--- START PROVIDED ENTRIES ---

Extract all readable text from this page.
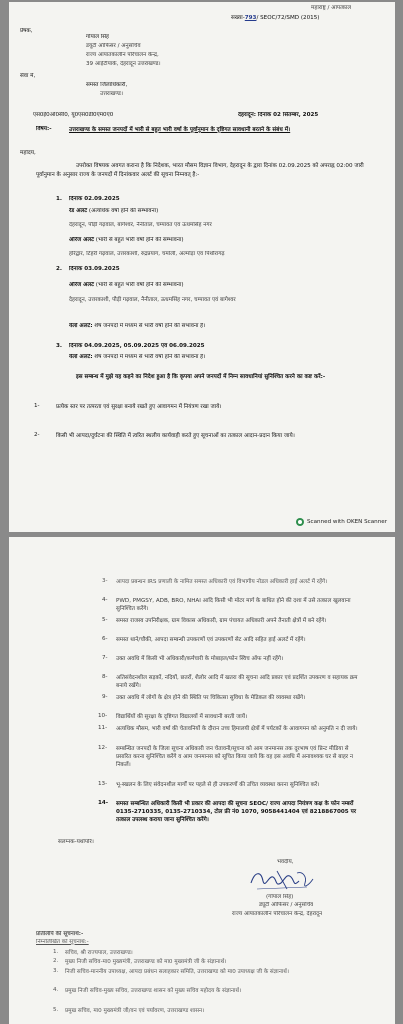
महाराष्ट्र / आपत्काल
संख्या-793/ SEOC/72/SMD (2015)
प्रेषक,
गोपाल सिंह
डयूटी ऑफिसर / अनुसचिव
राज्य आपातकालीन परिचालन केन्द्र,
39 आईटीपार्क, देहरादून उत्तराखण्ड।
सेवा में,
समस्त जिलाधिकारी,
उत्तराखण्ड।
एस0ई0ओ0सी0, यू0एस0डी0एम0ए0	देहरादून: दिनांक 02 सितम्बर, 2025
विषय:-	उत्तराखण्ड के समस्त जनपदों में भारी से बहुत भारी वर्षा के पूर्वानुमान के दृष्टिगत सावधानी बरतने के संबंध में।
महोदय,
उपरोक्त विषयक अवगत कराना है कि निदेशक, भारत मौसम विज्ञान विभाग, देहरादून के द्वारा दिनांक 02.09.2025 को अपराह्न 02:00 जारी पूर्वानुमान के अनुसार राज्य के जनपदों में दिनांकवार अलर्ट की सूचना निम्नवत् है:-
1. दिनांक 02.09.2025
रेड अलर्ट (अत्यधिक वर्षा होने की सम्भावना)
देहरादून, पौड़ी गढ़वाल, बागेश्वर, नैनीताल, चम्पावत एवं ऊधमसिंह नगर
ऑरेंज अलर्ट (भारी से बहुत भारी वर्षा होने की सम्भावना)
हरिद्वार, टिहरी गढ़वाल, उत्तरकाशी, रुद्रप्रयाग, चमोली, अल्मोड़ा एवं पिथौरागढ़
2. दिनांक 03.09.2025
ऑरेंज अलर्ट (भारी से बहुत भारी वर्षा होने की सम्भावना)
देहरादून, उत्तरकाशी, पौड़ी गढ़वाल, नैनीताल, ऊधमसिंह नगर, चम्पावत एवं बागेश्वर
येलो अलर्ट: शेष जनपदों में मध्यम से भारी वर्षा होने की संभावना है।
3. दिनांक 04.09.2025, 05.09.2025 एवं 06.09.2025
येलो अलर्ट: शेष जनपदों में मध्यम से भारी वर्षा होने की संभावना है।
इस सम्बन्ध में मुझे यह कहने का निदेश हुआ है कि कृपया अपने जनपदों में निम्न सावधानियां सुनिश्चित करने का कष्ट करें:-
1-	प्रत्येक स्तर पर तत्परता एवं सुरक्षा बनाये रखते हुए आवागमन में नियंत्रण रखा जाये।
2-	किसी भी आपदा/दुर्घटना की स्थिति में त्वरित स्थलीय कार्यवाही करते हुए सूचनाओं का तत्काल आदान-प्रदान किया जाये।
Scanned with OKEN Scanner
3- आपदा प्रबन्धन IRS प्रणाली के नामित समस्त अधिकारी एवं विभागीय नोडल अधिकारी हाई अलर्ट में रहेंगे।
4- PWD, PMGSY, ADB, BRO, NHAI आदि किसी भी मोटर मार्ग के बाधित होने की दशा में उसे तत्काल खुलवाना सुनिश्चित करेंगे।
5- समस्त राजस्व उपनिरीक्षक, ग्राम विकास अधिकारी, ग्राम पंचायत अधिकारी अपने तैनाती क्षेत्रों में बने रहेंगे।
6- समस्त थाने/चौकी, आपदा सम्बन्धी उपकरणों एवं उपकरणों सेट आदि सहित हाई अलर्ट में रहेंगे।
7- उक्त अवधि में किसी भी अधिकारी/कर्मचारी के मोबाइल/फोन स्विच ऑफ नहीं रहेंगे।
8- अतिसंवेदनशील सड़कों, नदियों, छतरों, शैलोर आदि में खतरा की सूचना आदि प्रकार एवं प्रदर्शित उपकरण व सहायक क्रम बनाये रखेंगे।
9- उक्त अवधि में लोगों के क्षेत्र होने की स्थिति पर चिकित्सा सुविधा के मेडिकल की व्यवस्था रखेंगे।
10- विद्यार्थियों की सुरक्षा के दृष्टिगत विद्यालयों में सावधानी बरती जायें।
11- अत्यधिक मौसम, भारी वर्षा की चेतावनियों के दौरान उच्च हिमालयी क्षेत्रों में पर्यटकों के आवागमन को अनुमति न दी जाये।
12- सम्बन्धित जनपदों के जिला सूचना अधिकारी जन चेतावनी/सूचना को आम जनमानस तक दूरभाष एवं प्रिन्ट मीडिया से प्रसारित करना सुनिश्चित करेंगे व आम जनमानस को सूचित किया जाये कि वह इस अवधि में अनावश्यक घर से बाहर न निकलें।
13- भू-स्खलन के लिए संवेदनशील मार्गों पर पहले से ही उपकरणों की उचित व्यवस्था करना सुनिश्चित करें।
14- समस्त सम्बन्धित अधिकारी किसी भी प्रकार की आपदा की सूचना SEOC/ राज्य आपदा नियंत्रण कक्ष के फोन नम्बरों 0135-2710335, 0135-2710334, टोल फ्री नं0 1070, 9058441404 एवं 8218867005 पर तत्काल उपलब्ध कराया जाना सुनिश्चित करेंगे।
संलग्नक-यथोपरि।
भवदीय,
(गोपाल सिंह)
ड्यूटी ऑफिसर / अनुसचिव
राज्य आपातकालीन परिचालन केन्द्र, देहरादून
प्रतिलिपि की सूचनार्थ:-
निम्नलिखित को सूचनार्थ:-
1. सचिव, श्री राज्यपाल, उत्तराखण्ड।
2. मुख्य निजी सचिव-मा0 मुख्यमंत्री, उत्तराखण्ड को मा0 मुख्यमंत्री जी के संज्ञानार्थ।
3. निजी सचिव-माननीय उपाध्यक्ष, आपदा प्रबंधन सलाहकार समिति, उत्तराखण्ड को मा0 उपाध्यक्ष जी के संज्ञानार्थ।
4. प्रमुख निजी सचिव-मुख्य सचिव, उत्तराखण्ड शासन को मुख्य सचिव महोदय के संज्ञानार्थ।
5. प्रमुख सचिव, मा0 मुख्यमंत्री जी/वन एवं पर्यावरण, उत्तराखण्ड शासन।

--- END PROVIDED ENTRIES ---

__GIVEN TASK__
How many lines of the records contain the string "उपकरण"? Respond with the number alone.

__SOLUTION TO THE EXERCISE__
3